[STATED PROBLEM]
Look through the data below and return each line where "this" appears.

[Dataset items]
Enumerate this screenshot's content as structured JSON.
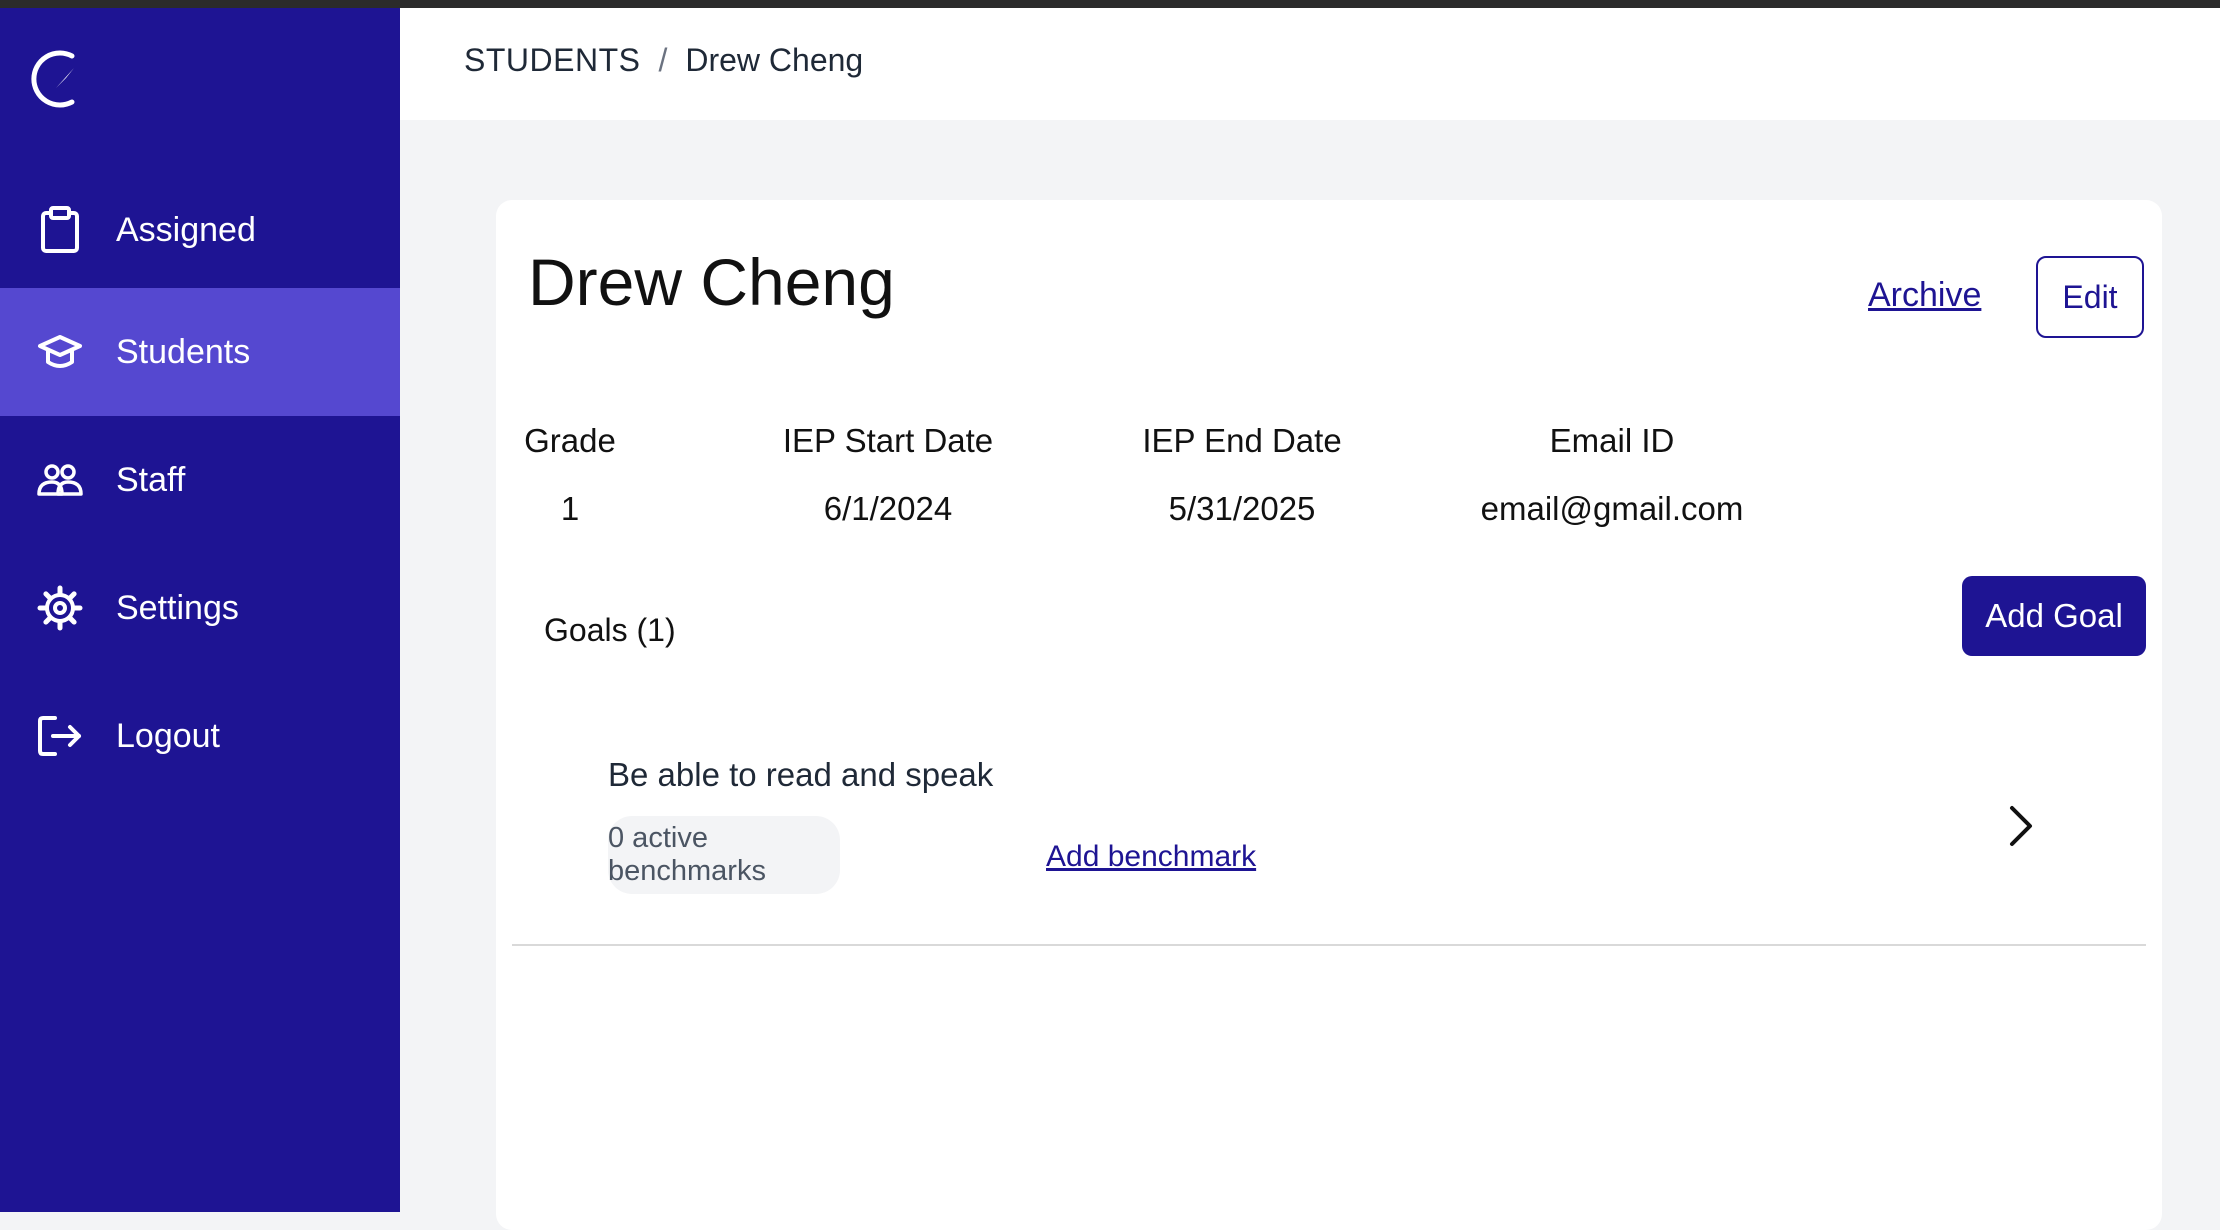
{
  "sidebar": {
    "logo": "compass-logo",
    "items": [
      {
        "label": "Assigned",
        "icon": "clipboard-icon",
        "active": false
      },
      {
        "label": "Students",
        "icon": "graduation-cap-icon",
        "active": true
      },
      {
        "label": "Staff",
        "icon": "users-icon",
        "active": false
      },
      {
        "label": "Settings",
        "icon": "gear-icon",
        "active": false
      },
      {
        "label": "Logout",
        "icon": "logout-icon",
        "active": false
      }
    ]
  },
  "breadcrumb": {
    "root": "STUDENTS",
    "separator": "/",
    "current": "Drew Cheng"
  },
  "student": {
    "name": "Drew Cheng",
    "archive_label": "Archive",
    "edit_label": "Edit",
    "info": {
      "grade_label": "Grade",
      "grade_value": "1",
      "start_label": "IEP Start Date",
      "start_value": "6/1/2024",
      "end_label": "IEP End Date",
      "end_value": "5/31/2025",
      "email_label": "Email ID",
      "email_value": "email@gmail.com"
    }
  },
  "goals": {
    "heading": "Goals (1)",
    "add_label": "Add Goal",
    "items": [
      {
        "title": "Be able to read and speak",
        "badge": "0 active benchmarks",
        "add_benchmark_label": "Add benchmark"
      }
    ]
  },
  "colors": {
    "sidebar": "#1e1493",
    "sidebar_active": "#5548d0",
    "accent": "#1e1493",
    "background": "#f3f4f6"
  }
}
==
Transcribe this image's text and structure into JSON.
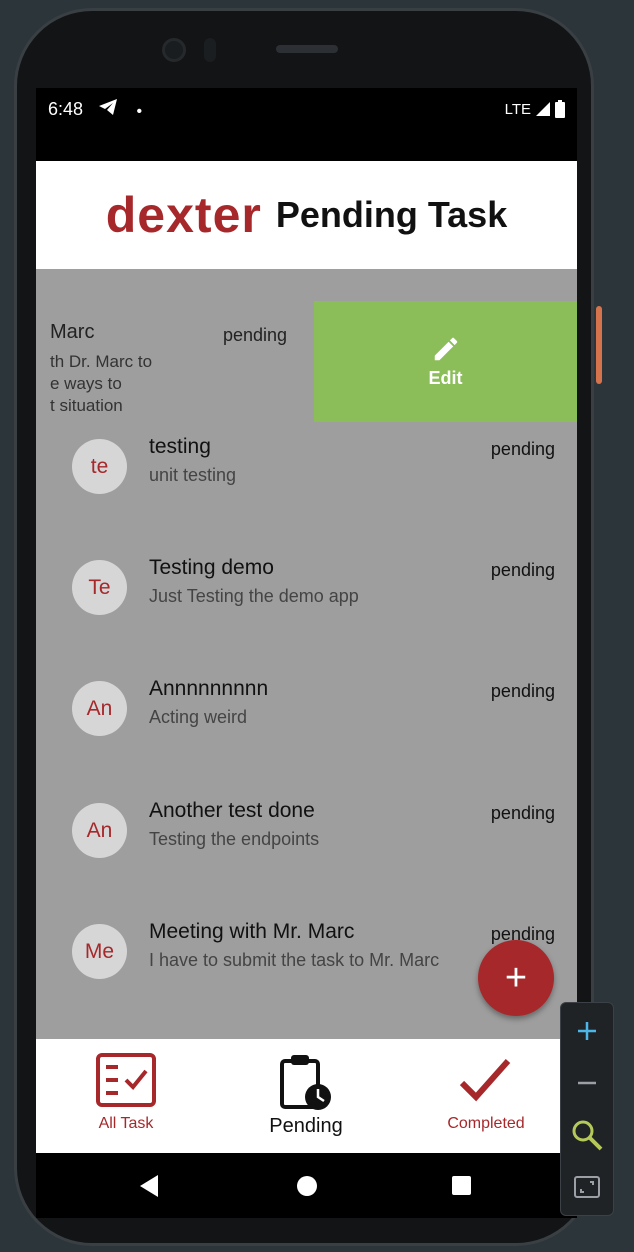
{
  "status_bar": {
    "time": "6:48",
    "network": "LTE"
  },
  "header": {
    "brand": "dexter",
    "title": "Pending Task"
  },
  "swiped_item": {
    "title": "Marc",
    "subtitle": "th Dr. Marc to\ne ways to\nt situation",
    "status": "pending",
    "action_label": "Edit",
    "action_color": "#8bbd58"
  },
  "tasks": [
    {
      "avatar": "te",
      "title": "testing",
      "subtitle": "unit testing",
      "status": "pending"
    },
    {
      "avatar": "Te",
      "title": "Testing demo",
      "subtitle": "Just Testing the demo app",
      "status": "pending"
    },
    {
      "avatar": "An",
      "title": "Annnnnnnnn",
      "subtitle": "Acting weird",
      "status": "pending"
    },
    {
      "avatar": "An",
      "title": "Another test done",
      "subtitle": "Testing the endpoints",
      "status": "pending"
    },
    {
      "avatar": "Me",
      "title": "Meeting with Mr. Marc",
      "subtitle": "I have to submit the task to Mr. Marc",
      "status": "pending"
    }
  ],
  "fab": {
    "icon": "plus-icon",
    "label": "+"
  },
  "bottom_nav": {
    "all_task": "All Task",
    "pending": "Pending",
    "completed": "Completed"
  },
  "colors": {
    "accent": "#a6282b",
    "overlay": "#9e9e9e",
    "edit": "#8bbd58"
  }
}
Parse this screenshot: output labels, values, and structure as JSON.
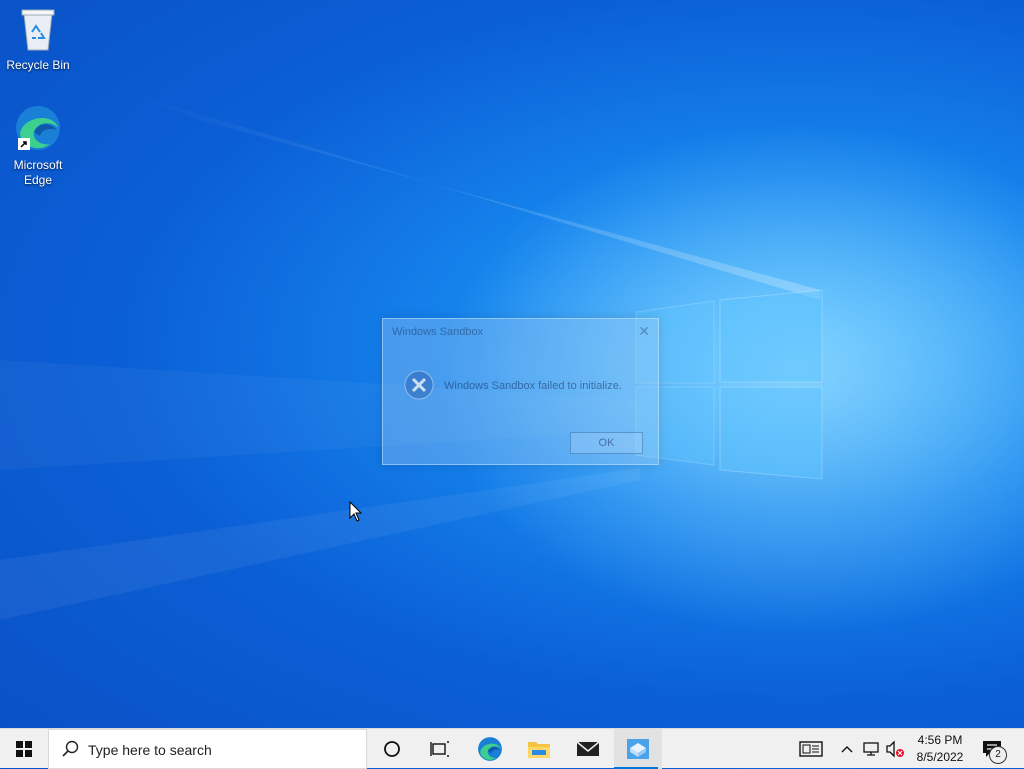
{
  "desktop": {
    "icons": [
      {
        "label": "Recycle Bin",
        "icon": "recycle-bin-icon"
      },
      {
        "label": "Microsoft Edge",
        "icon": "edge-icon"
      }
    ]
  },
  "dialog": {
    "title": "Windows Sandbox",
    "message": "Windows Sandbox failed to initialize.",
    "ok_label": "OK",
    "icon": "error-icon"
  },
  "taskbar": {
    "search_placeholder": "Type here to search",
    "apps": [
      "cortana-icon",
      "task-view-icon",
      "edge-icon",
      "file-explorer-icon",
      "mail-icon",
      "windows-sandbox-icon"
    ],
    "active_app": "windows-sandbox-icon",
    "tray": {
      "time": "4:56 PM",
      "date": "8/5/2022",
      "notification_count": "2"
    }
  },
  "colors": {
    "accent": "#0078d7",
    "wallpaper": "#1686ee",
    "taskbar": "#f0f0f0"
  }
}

[EXPECTED ANSWER]
Enumerate this screenshot's content as structured JSON.
Transcribe this image's text and structure into JSON.
Parse this screenshot: output labels, values, and structure as JSON.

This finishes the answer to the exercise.